> **TO DO**:
Scan the data that follows and count the lines with the string "total"; answer with the count alone.

>> start

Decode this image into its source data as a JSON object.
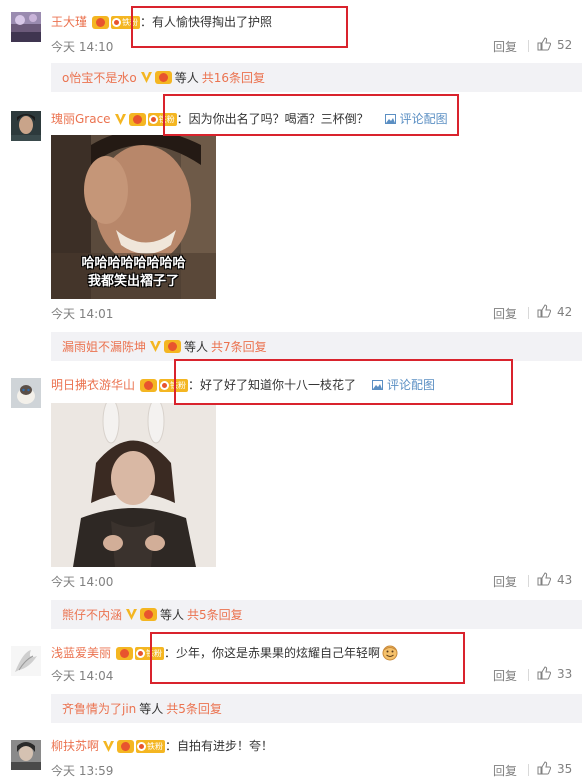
{
  "common": {
    "reply_label": "回复",
    "pic_label": "评论配图",
    "fan_badge_label": "铁粉",
    "others_label": "等人"
  },
  "comments": [
    {
      "user": "王大瑾",
      "text": "有人愉快得掏出了护照",
      "time": "今天 14:10",
      "likes": "52",
      "sub": {
        "who": "o怡宝不是水o",
        "total": "共16条回复"
      }
    },
    {
      "user": "瑰丽Grace",
      "text": "因为你出名了吗？喝酒？三杯倒？",
      "has_pic": true,
      "image_caption_line1": "哈哈哈哈哈哈哈哈",
      "image_caption_line2": "我都笑出褶子了",
      "time": "今天 14:01",
      "likes": "42",
      "sub": {
        "who": "漏雨姐不漏陈坤",
        "total": "共7条回复"
      }
    },
    {
      "user": "明日拂衣游华山",
      "text": "好了好了知道你十八一枝花了",
      "has_pic": true,
      "time": "今天 14:00",
      "likes": "43",
      "sub": {
        "who": "熊仔不内涵",
        "total": "共5条回复"
      }
    },
    {
      "user": "浅蓝爱美丽",
      "text": "少年，你这是赤果果的炫耀自己年轻啊",
      "time": "今天 14:04",
      "likes": "33",
      "sub": {
        "who": "齐鲁情为了jin",
        "total": "共5条回复"
      }
    },
    {
      "user": "柳扶苏啊",
      "text": "自拍有进步！夸！",
      "time": "今天 13:59",
      "likes": "35"
    }
  ],
  "colors": {
    "username": "#eb7350",
    "link": "#5b8fc3",
    "highlight_box": "#d9232d",
    "sub_bar_bg": "#f2f2f5",
    "meta_text": "#808080"
  }
}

>> end

> **ANSWER TO THE PROBLEM**:
4